- GIVEN RECORDS -
※ ※ ※

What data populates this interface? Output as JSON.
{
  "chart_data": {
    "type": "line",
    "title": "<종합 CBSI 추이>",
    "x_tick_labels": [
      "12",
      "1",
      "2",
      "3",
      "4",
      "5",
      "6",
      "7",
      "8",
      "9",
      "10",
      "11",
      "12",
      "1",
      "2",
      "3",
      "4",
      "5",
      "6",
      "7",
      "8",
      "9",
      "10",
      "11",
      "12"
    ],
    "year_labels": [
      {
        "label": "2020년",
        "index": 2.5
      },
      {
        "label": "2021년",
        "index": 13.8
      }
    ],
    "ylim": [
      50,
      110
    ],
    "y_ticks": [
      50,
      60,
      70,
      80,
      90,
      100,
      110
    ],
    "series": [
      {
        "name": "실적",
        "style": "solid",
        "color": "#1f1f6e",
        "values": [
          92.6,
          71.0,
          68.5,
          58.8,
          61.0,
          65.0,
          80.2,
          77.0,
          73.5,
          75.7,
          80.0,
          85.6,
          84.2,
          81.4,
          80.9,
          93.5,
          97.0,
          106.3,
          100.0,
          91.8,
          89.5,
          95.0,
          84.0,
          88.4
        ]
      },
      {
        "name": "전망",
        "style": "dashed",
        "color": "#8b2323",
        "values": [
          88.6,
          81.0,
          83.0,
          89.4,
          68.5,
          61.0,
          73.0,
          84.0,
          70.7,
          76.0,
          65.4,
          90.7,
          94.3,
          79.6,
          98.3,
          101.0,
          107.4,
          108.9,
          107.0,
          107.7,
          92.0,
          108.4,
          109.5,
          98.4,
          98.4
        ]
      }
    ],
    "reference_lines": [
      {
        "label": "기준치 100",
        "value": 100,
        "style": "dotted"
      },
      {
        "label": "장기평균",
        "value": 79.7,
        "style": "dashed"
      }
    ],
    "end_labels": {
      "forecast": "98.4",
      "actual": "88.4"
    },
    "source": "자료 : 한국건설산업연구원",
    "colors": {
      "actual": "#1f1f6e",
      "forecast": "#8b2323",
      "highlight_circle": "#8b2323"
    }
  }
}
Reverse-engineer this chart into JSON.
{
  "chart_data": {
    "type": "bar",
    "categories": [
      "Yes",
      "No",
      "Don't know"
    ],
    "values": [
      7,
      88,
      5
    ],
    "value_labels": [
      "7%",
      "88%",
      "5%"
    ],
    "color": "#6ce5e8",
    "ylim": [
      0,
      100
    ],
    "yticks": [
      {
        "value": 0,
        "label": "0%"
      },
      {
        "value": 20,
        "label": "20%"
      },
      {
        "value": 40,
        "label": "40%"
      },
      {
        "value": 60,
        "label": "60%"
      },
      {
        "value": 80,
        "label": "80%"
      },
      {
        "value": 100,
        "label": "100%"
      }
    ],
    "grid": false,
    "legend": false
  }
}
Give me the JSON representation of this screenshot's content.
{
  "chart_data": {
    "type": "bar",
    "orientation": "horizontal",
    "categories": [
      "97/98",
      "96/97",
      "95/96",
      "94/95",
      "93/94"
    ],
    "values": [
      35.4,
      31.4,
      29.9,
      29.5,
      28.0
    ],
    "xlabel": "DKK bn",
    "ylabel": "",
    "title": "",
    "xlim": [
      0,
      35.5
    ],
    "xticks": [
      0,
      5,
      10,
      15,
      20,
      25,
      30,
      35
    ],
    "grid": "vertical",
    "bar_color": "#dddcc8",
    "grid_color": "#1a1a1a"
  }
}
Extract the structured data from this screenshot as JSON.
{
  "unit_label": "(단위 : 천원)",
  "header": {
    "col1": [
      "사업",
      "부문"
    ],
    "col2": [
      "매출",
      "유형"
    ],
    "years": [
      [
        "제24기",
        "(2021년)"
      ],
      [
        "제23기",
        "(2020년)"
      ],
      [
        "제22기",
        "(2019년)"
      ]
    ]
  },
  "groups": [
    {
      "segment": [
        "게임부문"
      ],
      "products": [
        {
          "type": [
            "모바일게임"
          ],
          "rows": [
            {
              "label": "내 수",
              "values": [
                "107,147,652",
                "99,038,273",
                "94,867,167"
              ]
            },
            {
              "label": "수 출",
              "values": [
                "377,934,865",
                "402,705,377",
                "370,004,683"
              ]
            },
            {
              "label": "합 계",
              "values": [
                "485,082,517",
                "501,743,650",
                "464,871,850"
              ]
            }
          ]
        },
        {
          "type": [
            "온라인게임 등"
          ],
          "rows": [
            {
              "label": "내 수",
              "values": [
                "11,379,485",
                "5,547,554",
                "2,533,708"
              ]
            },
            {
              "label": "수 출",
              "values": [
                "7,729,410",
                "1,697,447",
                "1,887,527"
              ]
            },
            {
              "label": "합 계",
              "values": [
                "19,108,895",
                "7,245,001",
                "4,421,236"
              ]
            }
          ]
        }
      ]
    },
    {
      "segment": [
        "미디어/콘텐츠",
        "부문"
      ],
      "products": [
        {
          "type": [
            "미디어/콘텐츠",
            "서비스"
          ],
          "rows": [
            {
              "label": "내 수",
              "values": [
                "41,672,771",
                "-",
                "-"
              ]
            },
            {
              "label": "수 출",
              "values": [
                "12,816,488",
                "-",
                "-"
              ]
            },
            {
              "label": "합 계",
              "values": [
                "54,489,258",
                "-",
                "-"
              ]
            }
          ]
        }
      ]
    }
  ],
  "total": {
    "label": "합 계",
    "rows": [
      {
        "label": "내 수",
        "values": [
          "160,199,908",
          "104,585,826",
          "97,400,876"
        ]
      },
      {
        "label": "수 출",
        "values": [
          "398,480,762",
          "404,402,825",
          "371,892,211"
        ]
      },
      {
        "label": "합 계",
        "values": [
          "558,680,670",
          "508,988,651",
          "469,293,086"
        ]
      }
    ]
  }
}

※ ※ ※

Reproduce all of the entries word for word.

- WRITTEN REPLY -
What data populates this interface? Output as JSON.
{
  "chart_data": {
    "type": "line",
    "title": "<종합 CBSI 추이>",
    "x_tick_labels": [
      "12",
      "1",
      "2",
      "3",
      "4",
      "5",
      "6",
      "7",
      "8",
      "9",
      "10",
      "11",
      "12",
      "1",
      "2",
      "3",
      "4",
      "5",
      "6",
      "7",
      "8",
      "9",
      "10",
      "11",
      "12"
    ],
    "year_labels": [
      {
        "label": "2020년",
        "index": 2.5
      },
      {
        "label": "2021년",
        "index": 13.8
      }
    ],
    "ylim": [
      50,
      110
    ],
    "y_ticks": [
      50,
      60,
      70,
      80,
      90,
      100,
      110
    ],
    "series": [
      {
        "name": "실적",
        "style": "solid",
        "color": "#1f1f6e",
        "values": [
          92.6,
          71.0,
          68.5,
          58.8,
          61.0,
          65.0,
          80.2,
          77.0,
          73.5,
          75.7,
          80.0,
          85.6,
          84.2,
          81.4,
          80.9,
          93.5,
          97.0,
          106.3,
          100.0,
          91.8,
          89.5,
          95.0,
          84.0,
          88.4
        ]
      },
      {
        "name": "전망",
        "style": "dashed",
        "color": "#8b2323",
        "values": [
          88.6,
          81.0,
          83.0,
          89.4,
          68.5,
          61.0,
          73.0,
          84.0,
          70.7,
          76.0,
          65.4,
          90.7,
          94.3,
          79.6,
          98.3,
          101.0,
          107.4,
          108.9,
          107.0,
          107.7,
          92.0,
          108.4,
          109.5,
          98.4,
          98.4
        ]
      }
    ],
    "reference_lines": [
      {
        "label": "기준치 100",
        "value": 100,
        "style": "dotted"
      },
      {
        "label": "장기평균",
        "value": 79.7,
        "style": "dashed"
      }
    ],
    "end_labels": {
      "forecast": "98.4",
      "actual": "88.4"
    },
    "source": "자료 : 한국건설산업연구원",
    "colors": {
      "actual": "#1f1f6e",
      "forecast": "#8b2323",
      "highlight_circle": "#8b2323"
    }
  }
}
Reverse-engineer this chart into JSON.
{
  "chart_data": {
    "type": "bar",
    "categories": [
      "Yes",
      "No",
      "Don't know"
    ],
    "values": [
      7,
      88,
      5
    ],
    "value_labels": [
      "7%",
      "88%",
      "5%"
    ],
    "color": "#6ce5e8",
    "ylim": [
      0,
      100
    ],
    "yticks": [
      {
        "value": 0,
        "label": "0%"
      },
      {
        "value": 20,
        "label": "20%"
      },
      {
        "value": 40,
        "label": "40%"
      },
      {
        "value": 60,
        "label": "60%"
      },
      {
        "value": 80,
        "label": "80%"
      },
      {
        "value": 100,
        "label": "100%"
      }
    ],
    "grid": false,
    "legend": false
  }
}
Give me the JSON representation of this screenshot's content.
{
  "chart_data": {
    "type": "bar",
    "orientation": "horizontal",
    "categories": [
      "97/98",
      "96/97",
      "95/96",
      "94/95",
      "93/94"
    ],
    "values": [
      35.4,
      31.4,
      29.9,
      29.5,
      28.0
    ],
    "xlabel": "DKK bn",
    "ylabel": "",
    "title": "",
    "xlim": [
      0,
      35.5
    ],
    "xticks": [
      0,
      5,
      10,
      15,
      20,
      25,
      30,
      35
    ],
    "grid": "vertical",
    "bar_color": "#dddcc8",
    "grid_color": "#1a1a1a"
  }
}
Extract the structured data from this screenshot as JSON.
{
  "unit_label": "(단위 : 천원)",
  "header": {
    "col1": [
      "사업",
      "부문"
    ],
    "col2": [
      "매출",
      "유형"
    ],
    "years": [
      [
        "제24기",
        "(2021년)"
      ],
      [
        "제23기",
        "(2020년)"
      ],
      [
        "제22기",
        "(2019년)"
      ]
    ]
  },
  "groups": [
    {
      "segment": [
        "게임부문"
      ],
      "products": [
        {
          "type": [
            "모바일게임"
          ],
          "rows": [
            {
              "label": "내 수",
              "values": [
                "107,147,652",
                "99,038,273",
                "94,867,167"
              ]
            },
            {
              "label": "수 출",
              "values": [
                "377,934,865",
                "402,705,377",
                "370,004,683"
              ]
            },
            {
              "label": "합 계",
              "values": [
                "485,082,517",
                "501,743,650",
                "464,871,850"
              ]
            }
          ]
        },
        {
          "type": [
            "온라인게임 등"
          ],
          "rows": [
            {
              "label": "내 수",
              "values": [
                "11,379,485",
                "5,547,554",
                "2,533,708"
              ]
            },
            {
              "label": "수 출",
              "values": [
                "7,729,410",
                "1,697,447",
                "1,887,527"
              ]
            },
            {
              "label": "합 계",
              "values": [
                "19,108,895",
                "7,245,001",
                "4,421,236"
              ]
            }
          ]
        }
      ]
    },
    {
      "segment": [
        "미디어/콘텐츠",
        "부문"
      ],
      "products": [
        {
          "type": [
            "미디어/콘텐츠",
            "서비스"
          ],
          "rows": [
            {
              "label": "내 수",
              "values": [
                "41,672,771",
                "-",
                "-"
              ]
            },
            {
              "label": "수 출",
              "values": [
                "12,816,488",
                "-",
                "-"
              ]
            },
            {
              "label": "합 계",
              "values": [
                "54,489,258",
                "-",
                "-"
              ]
            }
          ]
        }
      ]
    }
  ],
  "total": {
    "label": "합 계",
    "rows": [
      {
        "label": "내 수",
        "values": [
          "160,199,908",
          "104,585,826",
          "97,400,876"
        ]
      },
      {
        "label": "수 출",
        "values": [
          "398,480,762",
          "404,402,825",
          "371,892,211"
        ]
      },
      {
        "label": "합 계",
        "values": [
          "558,680,670",
          "508,988,651",
          "469,293,086"
        ]
      }
    ]
  }
}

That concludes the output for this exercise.